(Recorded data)
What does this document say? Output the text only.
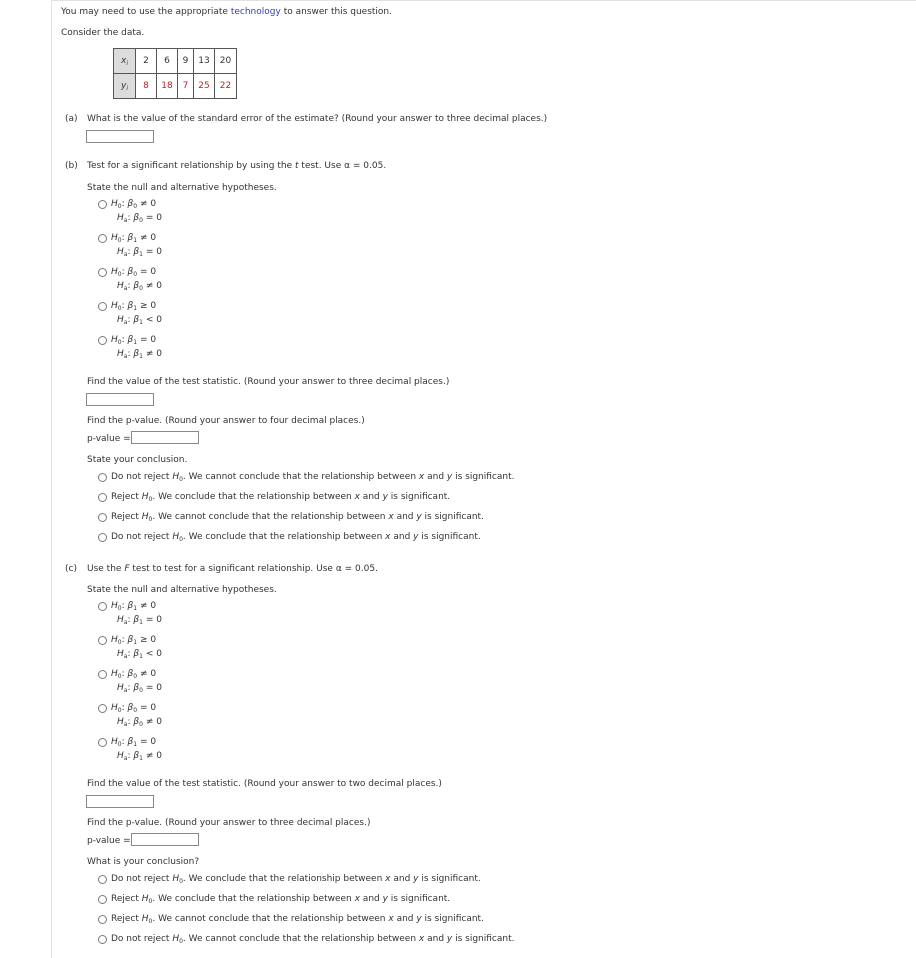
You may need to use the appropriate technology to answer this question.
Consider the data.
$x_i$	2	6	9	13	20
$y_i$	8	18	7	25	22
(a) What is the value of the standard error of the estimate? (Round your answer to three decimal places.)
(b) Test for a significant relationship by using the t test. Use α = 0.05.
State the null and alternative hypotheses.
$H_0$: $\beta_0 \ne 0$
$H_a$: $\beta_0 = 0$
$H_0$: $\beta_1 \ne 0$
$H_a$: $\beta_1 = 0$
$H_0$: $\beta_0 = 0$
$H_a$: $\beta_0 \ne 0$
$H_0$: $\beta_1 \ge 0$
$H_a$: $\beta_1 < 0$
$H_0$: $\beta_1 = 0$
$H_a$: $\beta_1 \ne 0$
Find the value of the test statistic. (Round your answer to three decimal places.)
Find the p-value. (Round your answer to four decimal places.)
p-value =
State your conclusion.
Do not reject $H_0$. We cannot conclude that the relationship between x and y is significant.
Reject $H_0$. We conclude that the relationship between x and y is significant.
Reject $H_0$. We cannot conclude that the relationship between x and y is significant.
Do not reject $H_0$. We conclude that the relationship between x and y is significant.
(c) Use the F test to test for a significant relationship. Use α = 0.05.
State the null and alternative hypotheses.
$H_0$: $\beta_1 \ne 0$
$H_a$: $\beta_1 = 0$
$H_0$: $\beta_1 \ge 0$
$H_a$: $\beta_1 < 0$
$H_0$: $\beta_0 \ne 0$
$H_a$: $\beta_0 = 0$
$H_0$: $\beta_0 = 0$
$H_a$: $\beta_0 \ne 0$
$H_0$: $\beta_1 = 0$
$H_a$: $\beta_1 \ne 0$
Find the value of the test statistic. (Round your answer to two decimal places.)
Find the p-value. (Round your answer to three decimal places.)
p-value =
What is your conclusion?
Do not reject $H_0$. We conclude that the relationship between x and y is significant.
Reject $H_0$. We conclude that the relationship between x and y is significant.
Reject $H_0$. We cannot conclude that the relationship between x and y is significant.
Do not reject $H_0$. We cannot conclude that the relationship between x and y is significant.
* * *
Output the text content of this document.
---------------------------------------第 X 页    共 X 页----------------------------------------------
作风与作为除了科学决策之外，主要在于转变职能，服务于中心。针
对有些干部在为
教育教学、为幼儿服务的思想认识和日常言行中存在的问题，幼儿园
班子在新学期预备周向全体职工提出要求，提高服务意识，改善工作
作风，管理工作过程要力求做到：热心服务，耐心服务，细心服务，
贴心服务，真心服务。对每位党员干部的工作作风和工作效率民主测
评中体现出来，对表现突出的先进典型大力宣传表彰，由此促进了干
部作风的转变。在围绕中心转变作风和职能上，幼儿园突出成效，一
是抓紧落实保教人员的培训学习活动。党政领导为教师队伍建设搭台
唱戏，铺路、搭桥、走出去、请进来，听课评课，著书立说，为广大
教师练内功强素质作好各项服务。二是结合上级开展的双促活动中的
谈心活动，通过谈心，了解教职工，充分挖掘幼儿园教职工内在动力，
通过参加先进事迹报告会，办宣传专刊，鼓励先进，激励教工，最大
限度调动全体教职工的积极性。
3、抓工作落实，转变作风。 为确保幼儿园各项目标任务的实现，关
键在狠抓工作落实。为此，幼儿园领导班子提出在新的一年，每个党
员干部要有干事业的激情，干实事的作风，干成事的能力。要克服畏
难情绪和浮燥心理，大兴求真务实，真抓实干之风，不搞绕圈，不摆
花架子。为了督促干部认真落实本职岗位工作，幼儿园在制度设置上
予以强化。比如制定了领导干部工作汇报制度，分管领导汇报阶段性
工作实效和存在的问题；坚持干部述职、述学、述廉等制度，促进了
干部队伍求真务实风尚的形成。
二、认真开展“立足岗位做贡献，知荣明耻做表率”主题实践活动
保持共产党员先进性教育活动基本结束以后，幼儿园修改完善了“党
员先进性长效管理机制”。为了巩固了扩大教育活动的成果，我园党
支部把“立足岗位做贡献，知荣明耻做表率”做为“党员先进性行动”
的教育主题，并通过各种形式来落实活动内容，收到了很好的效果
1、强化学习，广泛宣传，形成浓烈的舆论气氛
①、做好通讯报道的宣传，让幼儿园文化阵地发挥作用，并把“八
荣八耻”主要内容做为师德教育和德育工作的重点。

*Exercise directions:* Check each line above for the word "Find", and copy the lines where it appears.

*Finished answer:*
Find the value of the test statistic. (Round your answer to three decimal places.)
Find the p-value. (Round your answer to four decimal places.)
Find the value of the test statistic. (Round your answer to two decimal places.)
Find the p-value. (Round your answer to three decimal places.)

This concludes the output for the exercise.